§ **Enunciado**
A. Transcreva literalmente, do texto sobre a transposição do rio São Francisco, o trecho que vai de "A obra monumental" até "país havia anos.".
B. Cite sem alteração somente as linhas dos registros que vão da linha que contém "ok-button[interactable]: OK bbox=[460, 206, 591, 239]" até a linha que contém "Give bounding boxes", com as duas incluídas.

Da redação com AGORA RN
Informações da Folha de S. Paulo
Onde o rio São Francisco deságua no primeiro canal da transposição, o pescador José Aílton da Silva, 22, acampou há 15 dias com a mulher, Ana Paula da Silva, 31, e o filho Uálison Caio, de 2 anos. Moradores de Petrolândia (PE), foram em busca de comida, pescada das águas em uma entrada do rio antes conhecida como Água Branca.
Com a chegada da transposição, o lugar, ponto de partida do eixo leste do projeto, passou a ser chamado pelos locais de Paredão. A três quilômetros dali está a Estação de Bombeamento de Floresta (PE), que lança as águas do rio até Monteiro (PB), um percurso de 217 quilômetros cuja conclusão foi inaugurada com festa pelo presidente Michel Temer no último dia 10.
A obra monumental já custou R$ 9,6 bilhões à União e tem sua paternidade reivindicada pelo ex-presidente Luiz Inácio Lula da Silva, que em 2007 tirou do papel uma ideia que circulava no país havia anos.

§ **Dados apresentados**

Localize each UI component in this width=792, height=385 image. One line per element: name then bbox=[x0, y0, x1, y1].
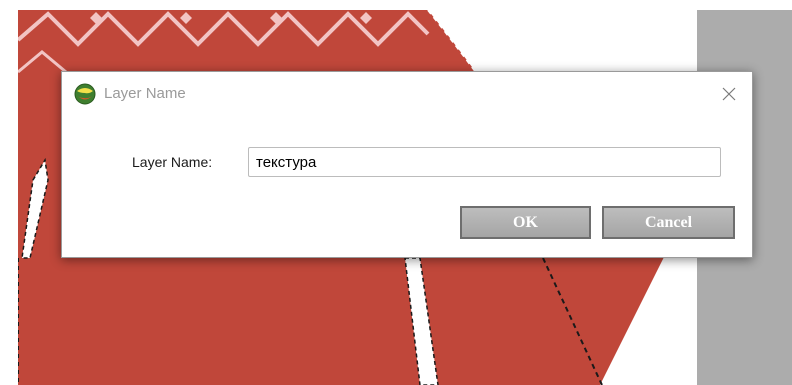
ok-button[interactable]: OK bbox=[460, 206, 591, 239]
canvas-left-margin bbox=[0, 0, 18, 385]
layer-name-dialog: Layer Name Layer Name: OK Cancel bbox=[61, 71, 753, 258]
app-logo-icon bbox=[74, 83, 96, 105]
layer-name-label: Layer Name: bbox=[132, 154, 213, 170]
canvas-top-margin bbox=[0, 0, 792, 10]
dialog-title: Layer Name bbox=[104, 85, 186, 102]
close-icon bbox=[722, 87, 736, 101]
dialog-title-bar[interactable]: Layer Name bbox=[62, 72, 752, 116]
layer-name-input[interactable] bbox=[248, 147, 721, 177]
close-button[interactable] bbox=[714, 80, 744, 108]
cancel-button[interactable]: Cancel bbox=[602, 206, 735, 239]
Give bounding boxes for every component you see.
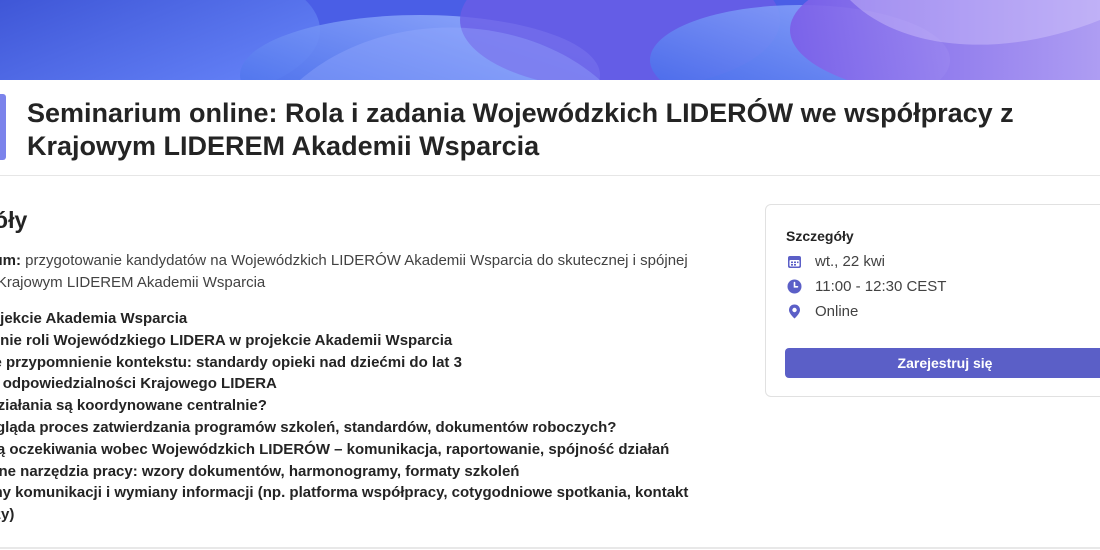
details-card-title: Szczegóły (786, 228, 854, 244)
location-pin-icon (787, 304, 802, 319)
event-date: wt., 22 kwi (815, 252, 886, 270)
agenda-item: projekcie Akademia Wsparcia (0, 310, 188, 327)
description-label: narium: (0, 252, 22, 269)
event-title: Seminarium online: Rola i zadania Wojewó… (27, 98, 1014, 161)
agenda-list: projekcie Akademia Wsparcia czenie roli … (0, 308, 736, 526)
agenda-item: pólne narzędzia pracy: wzory dokumentów,… (0, 462, 520, 480)
event-date-row: wt., 22 kwi (787, 251, 885, 271)
section-heading: góły (0, 207, 28, 233)
agenda-item: czenie roli Wojewódzkiego LIDERA w proje… (0, 331, 453, 349)
description-text: przygotowanie kandydatów na Wojewódzkich… (21, 252, 688, 269)
title-accent-bar (0, 94, 6, 160)
event-time-row: 11:00 - 12:30 CEST (787, 276, 946, 296)
event-title-bar: Seminarium online: Rola i zadania Wojewó… (0, 80, 1100, 176)
agenda-item: e są oczekiwania wobec Wojewódzkich LIDE… (0, 440, 670, 458)
clock-icon (787, 279, 802, 294)
event-banner-image (0, 0, 1100, 80)
event-location: Online (815, 302, 859, 320)
bottom-divider (0, 547, 1100, 549)
agenda-item: wygląda proces zatwierdzania programów s… (0, 418, 617, 436)
agenda-item: oczy) (0, 506, 15, 524)
description-text-line2: cy z Krajowym LIDEREM Akademii Wsparcia (0, 274, 266, 291)
event-time: 11:00 - 12:30 CEST (815, 277, 947, 295)
event-description: narium: przygotowanie kandydatów na Woje… (0, 250, 726, 294)
agenda-item: res odpowiedzialności Krajowego LIDERA (0, 375, 277, 393)
agenda-item: temy komunikacji i wymiany informacji (n… (0, 484, 689, 502)
calendar-icon (787, 254, 802, 269)
agenda-item: tkie przypomnienie kontekstu: standardy … (0, 353, 462, 371)
agenda-item: e działania są koordynowane centralnie? (0, 397, 267, 415)
banner-artwork (0, 0, 1100, 80)
event-location-row: Online (787, 301, 858, 321)
register-button[interactable]: Zarejestruj się (785, 348, 1100, 378)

§ **Respostas em ordem**
A.
A obra monumental já custou R$ 9,6 bilhões à União e tem sua paternidade reivindicada pelo ex-presidente Luiz Inácio Lula da Silva, que em 2007 tirou do papel uma ideia que circulava no país havia anos.

B.
ok-button[interactable]: OK bbox=[460, 206, 591, 239]
canvas-left-margin bbox=[0, 0, 18, 385]
layer-name-dialog: Layer Name Layer Name: OK Cancel bbox=[61, 71, 753, 258]
app-logo-icon bbox=[74, 83, 96, 105]
layer-name-label: Layer Name: bbox=[132, 154, 213, 170]
canvas-top-margin bbox=[0, 0, 792, 10]
dialog-title: Layer Name bbox=[104, 85, 186, 102]
close-icon bbox=[722, 87, 736, 101]
dialog-title-bar[interactable]: Layer Name bbox=[62, 72, 752, 116]
layer-name-input[interactable] bbox=[248, 147, 721, 177]
close-button[interactable] bbox=[714, 80, 744, 108]
cancel-button[interactable]: Cancel bbox=[602, 206, 735, 239]
Give bounding boxes for every component you see.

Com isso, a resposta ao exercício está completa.